GIVEN TASK ::
Transcribe the records below exactly.

Data entries:
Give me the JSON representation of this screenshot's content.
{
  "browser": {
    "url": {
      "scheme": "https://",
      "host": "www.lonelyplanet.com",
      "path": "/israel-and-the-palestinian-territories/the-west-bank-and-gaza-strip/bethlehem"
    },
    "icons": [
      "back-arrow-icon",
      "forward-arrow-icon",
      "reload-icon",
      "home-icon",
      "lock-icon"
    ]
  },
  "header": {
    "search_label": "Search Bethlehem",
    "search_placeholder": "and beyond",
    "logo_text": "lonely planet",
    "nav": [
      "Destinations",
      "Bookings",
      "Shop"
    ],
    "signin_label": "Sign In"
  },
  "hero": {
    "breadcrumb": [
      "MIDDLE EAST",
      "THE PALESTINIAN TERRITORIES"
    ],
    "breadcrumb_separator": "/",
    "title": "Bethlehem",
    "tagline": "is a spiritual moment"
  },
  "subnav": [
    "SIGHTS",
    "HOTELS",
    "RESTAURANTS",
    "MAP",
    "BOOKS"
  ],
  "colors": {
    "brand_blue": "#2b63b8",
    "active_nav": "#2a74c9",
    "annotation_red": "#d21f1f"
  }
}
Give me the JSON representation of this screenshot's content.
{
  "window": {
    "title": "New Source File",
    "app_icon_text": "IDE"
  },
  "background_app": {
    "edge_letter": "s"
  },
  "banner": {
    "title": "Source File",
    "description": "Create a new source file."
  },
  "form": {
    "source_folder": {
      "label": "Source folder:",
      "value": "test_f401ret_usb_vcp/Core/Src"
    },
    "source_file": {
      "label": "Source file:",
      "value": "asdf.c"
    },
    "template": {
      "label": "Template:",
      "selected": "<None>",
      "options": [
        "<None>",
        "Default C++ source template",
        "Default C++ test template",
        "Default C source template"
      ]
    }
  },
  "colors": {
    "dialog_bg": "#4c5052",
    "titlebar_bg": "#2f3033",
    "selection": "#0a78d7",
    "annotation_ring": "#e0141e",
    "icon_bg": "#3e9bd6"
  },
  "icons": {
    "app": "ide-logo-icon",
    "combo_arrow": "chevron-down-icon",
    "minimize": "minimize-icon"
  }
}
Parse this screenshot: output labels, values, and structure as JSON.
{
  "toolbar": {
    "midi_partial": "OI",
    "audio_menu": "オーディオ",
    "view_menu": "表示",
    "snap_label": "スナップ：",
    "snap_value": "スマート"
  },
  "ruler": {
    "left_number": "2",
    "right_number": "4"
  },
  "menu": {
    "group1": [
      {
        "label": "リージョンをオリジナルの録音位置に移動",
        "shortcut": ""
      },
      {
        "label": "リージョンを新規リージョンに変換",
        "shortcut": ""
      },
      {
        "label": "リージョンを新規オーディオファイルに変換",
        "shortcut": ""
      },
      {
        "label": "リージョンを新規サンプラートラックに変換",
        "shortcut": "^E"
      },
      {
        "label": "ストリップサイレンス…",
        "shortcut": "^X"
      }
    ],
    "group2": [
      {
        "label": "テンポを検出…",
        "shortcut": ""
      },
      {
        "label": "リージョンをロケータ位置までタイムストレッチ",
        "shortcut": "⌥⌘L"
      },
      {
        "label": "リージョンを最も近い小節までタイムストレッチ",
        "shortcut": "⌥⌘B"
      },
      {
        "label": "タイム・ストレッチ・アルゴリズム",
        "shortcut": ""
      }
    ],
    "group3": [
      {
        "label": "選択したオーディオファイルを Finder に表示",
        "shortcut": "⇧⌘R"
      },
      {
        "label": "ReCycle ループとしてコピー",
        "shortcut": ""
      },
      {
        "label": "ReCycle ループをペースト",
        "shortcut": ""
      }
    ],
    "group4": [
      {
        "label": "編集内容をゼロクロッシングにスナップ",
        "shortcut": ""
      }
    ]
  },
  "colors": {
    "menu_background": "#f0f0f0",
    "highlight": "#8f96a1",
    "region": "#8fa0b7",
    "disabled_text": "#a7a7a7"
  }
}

RESULT FOR THIS EXERCISE ::
Give me the JSON representation of this screenshot's content.
{
  "browser": {
    "url": {
      "scheme": "https://",
      "host": "www.lonelyplanet.com",
      "path": "/israel-and-the-palestinian-territories/the-west-bank-and-gaza-strip/bethlehem"
    },
    "icons": [
      "back-arrow-icon",
      "forward-arrow-icon",
      "reload-icon",
      "home-icon",
      "lock-icon"
    ]
  },
  "header": {
    "search_label": "Search Bethlehem",
    "search_placeholder": "and beyond",
    "logo_text": "lonely planet",
    "nav": [
      "Destinations",
      "Bookings",
      "Shop"
    ],
    "signin_label": "Sign In"
  },
  "hero": {
    "breadcrumb": [
      "MIDDLE EAST",
      "THE PALESTINIAN TERRITORIES"
    ],
    "breadcrumb_separator": "/",
    "title": "Bethlehem",
    "tagline": "is a spiritual moment"
  },
  "subnav": [
    "SIGHTS",
    "HOTELS",
    "RESTAURANTS",
    "MAP",
    "BOOKS"
  ],
  "colors": {
    "brand_blue": "#2b63b8",
    "active_nav": "#2a74c9",
    "annotation_red": "#d21f1f"
  }
}
Give me the JSON representation of this screenshot's content.
{
  "window": {
    "title": "New Source File",
    "app_icon_text": "IDE"
  },
  "background_app": {
    "edge_letter": "s"
  },
  "banner": {
    "title": "Source File",
    "description": "Create a new source file."
  },
  "form": {
    "source_folder": {
      "label": "Source folder:",
      "value": "test_f401ret_usb_vcp/Core/Src"
    },
    "source_file": {
      "label": "Source file:",
      "value": "asdf.c"
    },
    "template": {
      "label": "Template:",
      "selected": "<None>",
      "options": [
        "<None>",
        "Default C++ source template",
        "Default C++ test template",
        "Default C source template"
      ]
    }
  },
  "colors": {
    "dialog_bg": "#4c5052",
    "titlebar_bg": "#2f3033",
    "selection": "#0a78d7",
    "annotation_ring": "#e0141e",
    "icon_bg": "#3e9bd6"
  },
  "icons": {
    "app": "ide-logo-icon",
    "combo_arrow": "chevron-down-icon",
    "minimize": "minimize-icon"
  }
}
Parse this screenshot: output labels, values, and structure as JSON.
{
  "toolbar": {
    "midi_partial": "OI",
    "audio_menu": "オーディオ",
    "view_menu": "表示",
    "snap_label": "スナップ：",
    "snap_value": "スマート"
  },
  "ruler": {
    "left_number": "2",
    "right_number": "4"
  },
  "menu": {
    "group1": [
      {
        "label": "リージョンをオリジナルの録音位置に移動",
        "shortcut": ""
      },
      {
        "label": "リージョンを新規リージョンに変換",
        "shortcut": ""
      },
      {
        "label": "リージョンを新規オーディオファイルに変換",
        "shortcut": ""
      },
      {
        "label": "リージョンを新規サンプラートラックに変換",
        "shortcut": "^E"
      },
      {
        "label": "ストリップサイレンス…",
        "shortcut": "^X"
      }
    ],
    "group2": [
      {
        "label": "テンポを検出…",
        "shortcut": ""
      },
      {
        "label": "リージョンをロケータ位置までタイムストレッチ",
        "shortcut": "⌥⌘L"
      },
      {
        "label": "リージョンを最も近い小節までタイムストレッチ",
        "shortcut": "⌥⌘B"
      },
      {
        "label": "タイム・ストレッチ・アルゴリズム",
        "shortcut": ""
      }
    ],
    "group3": [
      {
        "label": "選択したオーディオファイルを Finder に表示",
        "shortcut": "⇧⌘R"
      },
      {
        "label": "ReCycle ループとしてコピー",
        "shortcut": ""
      },
      {
        "label": "ReCycle ループをペースト",
        "shortcut": ""
      }
    ],
    "group4": [
      {
        "label": "編集内容をゼロクロッシングにスナップ",
        "shortcut": ""
      }
    ]
  },
  "colors": {
    "menu_background": "#f0f0f0",
    "highlight": "#8f96a1",
    "region": "#8fa0b7",
    "disabled_text": "#a7a7a7"
  }
}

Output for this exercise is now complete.